Data entries
··········
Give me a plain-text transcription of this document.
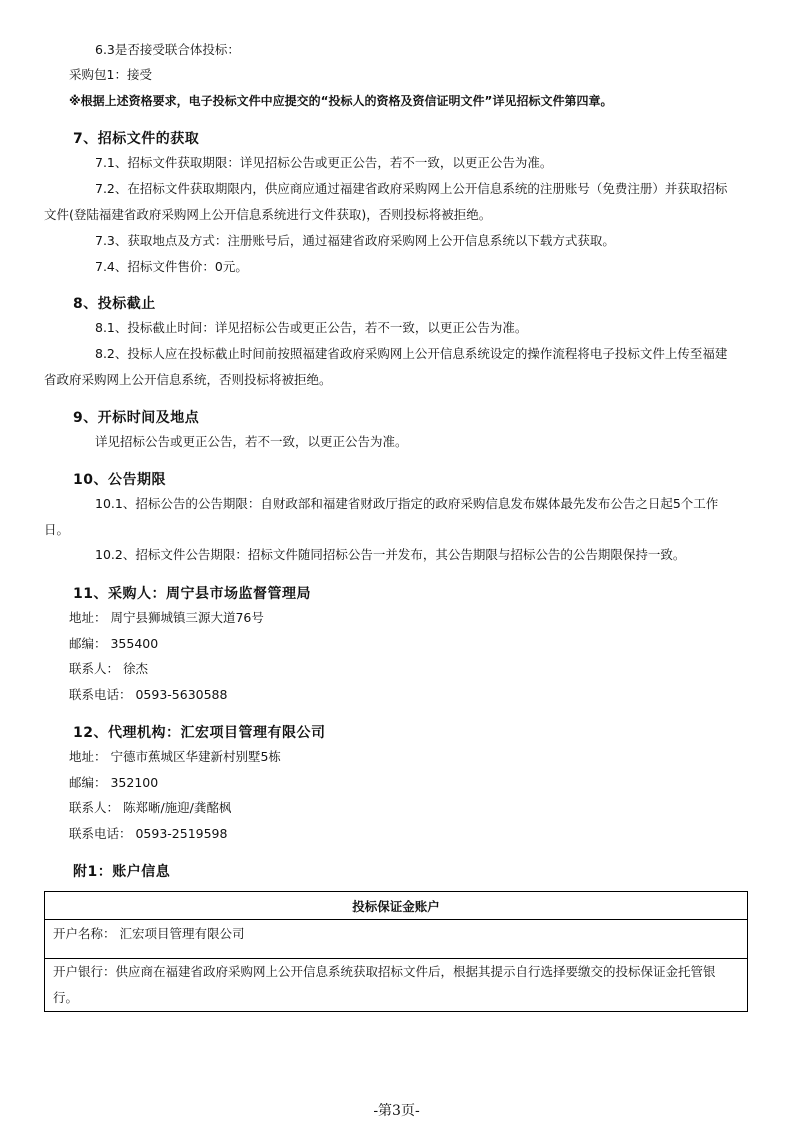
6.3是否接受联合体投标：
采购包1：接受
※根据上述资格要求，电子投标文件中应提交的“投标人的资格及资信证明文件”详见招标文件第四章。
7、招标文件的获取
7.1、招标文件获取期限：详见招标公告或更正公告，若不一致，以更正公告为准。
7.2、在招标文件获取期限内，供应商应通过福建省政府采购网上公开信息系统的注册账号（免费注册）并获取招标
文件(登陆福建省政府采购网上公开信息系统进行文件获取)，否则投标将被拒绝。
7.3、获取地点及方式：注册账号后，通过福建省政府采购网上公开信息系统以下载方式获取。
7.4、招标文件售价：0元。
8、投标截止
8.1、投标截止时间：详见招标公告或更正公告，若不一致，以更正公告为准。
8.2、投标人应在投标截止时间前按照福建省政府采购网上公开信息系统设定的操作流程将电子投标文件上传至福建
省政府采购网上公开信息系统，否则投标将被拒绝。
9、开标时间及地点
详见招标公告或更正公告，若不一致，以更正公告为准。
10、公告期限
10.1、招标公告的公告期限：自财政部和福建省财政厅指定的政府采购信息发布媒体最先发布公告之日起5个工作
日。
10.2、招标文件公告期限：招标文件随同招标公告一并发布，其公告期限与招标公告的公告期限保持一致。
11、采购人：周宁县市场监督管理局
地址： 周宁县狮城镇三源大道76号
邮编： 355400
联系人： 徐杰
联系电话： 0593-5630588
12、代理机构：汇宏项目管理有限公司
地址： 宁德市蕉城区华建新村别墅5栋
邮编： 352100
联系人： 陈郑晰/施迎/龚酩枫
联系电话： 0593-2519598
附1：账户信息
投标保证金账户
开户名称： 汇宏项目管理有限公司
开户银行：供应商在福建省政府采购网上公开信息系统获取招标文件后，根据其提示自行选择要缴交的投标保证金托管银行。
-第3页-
··········
> **Requirements**
Repeat each entry precisely as it appears. Leave the pictures out.

> **Result for this task**
Give me a plain-text transcription of this document.
6.3是否接受联合体投标：
采购包1：接受
※根据上述资格要求，电子投标文件中应提交的“投标人的资格及资信证明文件”详见招标文件第四章。
7、招标文件的获取
7.1、招标文件获取期限：详见招标公告或更正公告，若不一致，以更正公告为准。
7.2、在招标文件获取期限内，供应商应通过福建省政府采购网上公开信息系统的注册账号（免费注册）并获取招标
文件(登陆福建省政府采购网上公开信息系统进行文件获取)，否则投标将被拒绝。
7.3、获取地点及方式：注册账号后，通过福建省政府采购网上公开信息系统以下载方式获取。
7.4、招标文件售价：0元。
8、投标截止
8.1、投标截止时间：详见招标公告或更正公告，若不一致，以更正公告为准。
8.2、投标人应在投标截止时间前按照福建省政府采购网上公开信息系统设定的操作流程将电子投标文件上传至福建
省政府采购网上公开信息系统，否则投标将被拒绝。
9、开标时间及地点
详见招标公告或更正公告，若不一致，以更正公告为准。
10、公告期限
10.1、招标公告的公告期限：自财政部和福建省财政厅指定的政府采购信息发布媒体最先发布公告之日起5个工作
日。
10.2、招标文件公告期限：招标文件随同招标公告一并发布，其公告期限与招标公告的公告期限保持一致。
11、采购人：周宁县市场监督管理局
地址： 周宁县狮城镇三源大道76号
邮编： 355400
联系人： 徐杰
联系电话： 0593-5630588
12、代理机构：汇宏项目管理有限公司
地址： 宁德市蕉城区华建新村别墅5栋
邮编： 352100
联系人： 陈郑晰/施迎/龚酩枫
联系电话： 0593-2519598
附1：账户信息
投标保证金账户
开户名称： 汇宏项目管理有限公司
开户银行：供应商在福建省政府采购网上公开信息系统获取招标文件后，根据其提示自行选择要缴交的投标保证金托管银行。
-第3页-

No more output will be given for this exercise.